§ What is asked: Reproduce the listing below verbatim, line by line, preserving every character, bracket, and number without alteration.
╔══
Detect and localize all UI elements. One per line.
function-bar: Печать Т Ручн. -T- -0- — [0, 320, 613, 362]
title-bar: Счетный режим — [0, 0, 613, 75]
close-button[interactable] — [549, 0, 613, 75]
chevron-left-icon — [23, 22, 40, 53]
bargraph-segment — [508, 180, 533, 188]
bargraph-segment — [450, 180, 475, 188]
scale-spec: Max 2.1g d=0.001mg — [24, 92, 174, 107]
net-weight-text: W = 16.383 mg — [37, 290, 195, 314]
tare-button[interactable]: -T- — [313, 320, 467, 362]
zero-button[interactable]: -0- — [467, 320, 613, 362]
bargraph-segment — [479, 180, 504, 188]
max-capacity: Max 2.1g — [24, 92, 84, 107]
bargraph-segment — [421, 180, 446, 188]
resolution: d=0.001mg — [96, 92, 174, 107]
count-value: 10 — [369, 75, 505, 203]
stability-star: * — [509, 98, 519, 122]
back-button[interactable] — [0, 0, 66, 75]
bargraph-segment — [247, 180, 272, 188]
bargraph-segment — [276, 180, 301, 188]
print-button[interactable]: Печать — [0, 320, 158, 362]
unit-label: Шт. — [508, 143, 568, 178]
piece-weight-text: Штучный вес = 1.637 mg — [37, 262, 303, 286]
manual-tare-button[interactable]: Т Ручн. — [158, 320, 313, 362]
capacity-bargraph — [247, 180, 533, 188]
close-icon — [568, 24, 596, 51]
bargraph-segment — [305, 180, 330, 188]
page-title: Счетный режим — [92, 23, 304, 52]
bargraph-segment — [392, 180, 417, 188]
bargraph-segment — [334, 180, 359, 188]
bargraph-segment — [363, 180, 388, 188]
╚══
§ Final answer:
Detect and localize all UI elements. One per line.
function-bar: Печать Т Ручн. -T- -0- — [0, 320, 613, 362]
title-bar: Счетный режим — [0, 0, 613, 75]
close-button[interactable] — [549, 0, 613, 75]
chevron-left-icon — [23, 22, 40, 53]
bargraph-segment — [508, 180, 533, 188]
bargraph-segment — [450, 180, 475, 188]
scale-spec: Max 2.1g d=0.001mg — [24, 92, 174, 107]
net-weight-text: W = 16.383 mg — [37, 290, 195, 314]
tare-button[interactable]: -T- — [313, 320, 467, 362]
zero-button[interactable]: -0- — [467, 320, 613, 362]
bargraph-segment — [479, 180, 504, 188]
max-capacity: Max 2.1g — [24, 92, 84, 107]
bargraph-segment — [421, 180, 446, 188]
resolution: d=0.001mg — [96, 92, 174, 107]
count-value: 10 — [369, 75, 505, 203]
stability-star: * — [509, 98, 519, 122]
back-button[interactable] — [0, 0, 66, 75]
bargraph-segment — [247, 180, 272, 188]
bargraph-segment — [276, 180, 301, 188]
print-button[interactable]: Печать — [0, 320, 158, 362]
unit-label: Шт. — [508, 143, 568, 178]
piece-weight-text: Штучный вес = 1.637 mg — [37, 262, 303, 286]
manual-tare-button[interactable]: Т Ручн. — [158, 320, 313, 362]
capacity-bargraph — [247, 180, 533, 188]
close-icon — [568, 24, 596, 51]
bargraph-segment — [305, 180, 330, 188]
page-title: Счетный режим — [92, 23, 304, 52]
bargraph-segment — [392, 180, 417, 188]
bargraph-segment — [334, 180, 359, 188]
bargraph-segment — [363, 180, 388, 188]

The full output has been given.